### TEXTO DE PARTIDA
━━━━━━━━

O aparelho de Estado apresenta sinais evidentes de rotura nos sectores mais diversos, com especial relevo para os das Finanças, da Economia, da Educação, da Saúde e até da Justiça. Com a Informação controlada pelo "esquerdismo ortodoxo ou anárquico" e os Serviços Públicos destroçados, o Partido Comunista comanda o desenvolvimento do processo através do sector organizado da "esquerda militar" e perante a completa demissão das restantes forças políticas, que, dominadas pelo complexo de esquerda, lutavam pela sobrevivência. Tudo se encaminhava para o golpe final.

As intenções são claras. Rosa Coutinho, por exemplo, apresentado, até então, como paladino dos ideais democráticos, não hesita, logo após a minha renúncia, em estabelecer a censura em Angola, revelando de forma objectiva os desígnios totalitaristas do seu grupo.

Com as Câmaras Municipais, os Governos Civis e outros organismos do Estado a nível regional largamente dominados por grupos de pressão constituídos para o efeito, apenas faltava completar a destruição do aparelho económico, nomeadamente das forças de produção.

━━━━━━━━

### TAREFAS A RESOLVER
a. Reproduza o trecho do texto sobre a rotura do aparelho de Estado que começa com as palavras "Com as Câmaras" e termina com "forças de produção.".
b. Prossiga o texto sobre a rotura do aparelho de Estado a partir da última frase apresentada.

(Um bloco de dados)

━━━━━━━━

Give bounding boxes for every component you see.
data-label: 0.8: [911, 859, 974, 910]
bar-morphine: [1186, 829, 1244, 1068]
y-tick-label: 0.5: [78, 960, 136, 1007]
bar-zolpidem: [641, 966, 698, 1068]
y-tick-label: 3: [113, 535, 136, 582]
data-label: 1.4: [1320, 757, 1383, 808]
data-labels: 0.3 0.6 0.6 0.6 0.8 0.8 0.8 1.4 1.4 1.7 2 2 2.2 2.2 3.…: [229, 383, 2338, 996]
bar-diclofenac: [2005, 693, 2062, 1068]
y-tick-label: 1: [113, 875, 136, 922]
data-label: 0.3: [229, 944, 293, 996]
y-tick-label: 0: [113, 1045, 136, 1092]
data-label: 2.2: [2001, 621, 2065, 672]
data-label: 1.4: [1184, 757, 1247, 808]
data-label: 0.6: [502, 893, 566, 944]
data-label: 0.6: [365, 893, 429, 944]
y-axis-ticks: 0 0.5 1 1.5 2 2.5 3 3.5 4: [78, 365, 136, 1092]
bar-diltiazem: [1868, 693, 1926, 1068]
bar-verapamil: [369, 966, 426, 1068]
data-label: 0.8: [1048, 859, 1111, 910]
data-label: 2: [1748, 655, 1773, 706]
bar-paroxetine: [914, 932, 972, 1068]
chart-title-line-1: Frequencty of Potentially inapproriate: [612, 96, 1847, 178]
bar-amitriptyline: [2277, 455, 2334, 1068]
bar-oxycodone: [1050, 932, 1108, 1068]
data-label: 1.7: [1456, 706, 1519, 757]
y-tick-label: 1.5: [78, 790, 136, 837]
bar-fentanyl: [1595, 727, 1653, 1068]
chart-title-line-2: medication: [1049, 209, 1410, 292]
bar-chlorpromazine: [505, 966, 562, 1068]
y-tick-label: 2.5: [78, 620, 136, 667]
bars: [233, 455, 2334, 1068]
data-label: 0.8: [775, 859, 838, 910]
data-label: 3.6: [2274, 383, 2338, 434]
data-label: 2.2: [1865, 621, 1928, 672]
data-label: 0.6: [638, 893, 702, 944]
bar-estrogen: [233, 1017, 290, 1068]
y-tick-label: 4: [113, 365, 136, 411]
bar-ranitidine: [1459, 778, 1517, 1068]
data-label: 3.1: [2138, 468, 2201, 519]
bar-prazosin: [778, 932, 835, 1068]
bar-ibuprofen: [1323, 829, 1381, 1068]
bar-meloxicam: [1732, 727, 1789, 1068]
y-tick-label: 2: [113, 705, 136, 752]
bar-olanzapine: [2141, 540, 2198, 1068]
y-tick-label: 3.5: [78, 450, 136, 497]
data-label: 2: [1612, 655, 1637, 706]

━━━━━━━━

### RESPOSTAS ESCRITAS
a.
Com as Câmaras Municipais, os Governos Civis e outros organismos do Estado a nível regional largamente dominados por grupos de pressão constituídos para o efeito, apenas faltava completar a destruição do aparelho económico, nomeadamente das forças de produção.

b.
É neste clima que, no quadro de uma maquiavélica manobra de envolvimento, surge o "11 de Março", a servir de excelente pretexto para a prossecução desses objectivos.

As nacionalizações selvagens são movidas exclusivamente por ódios ou perseguições pessoais e sem obedecerem a qualquer planeamento: a anarquização do mundo laboral é intensificada e associada a processos de controlo operário e de autogestão desde logo votados ao insucesso por falta de preparação dos trabalhadores. O País caminhava para o caos.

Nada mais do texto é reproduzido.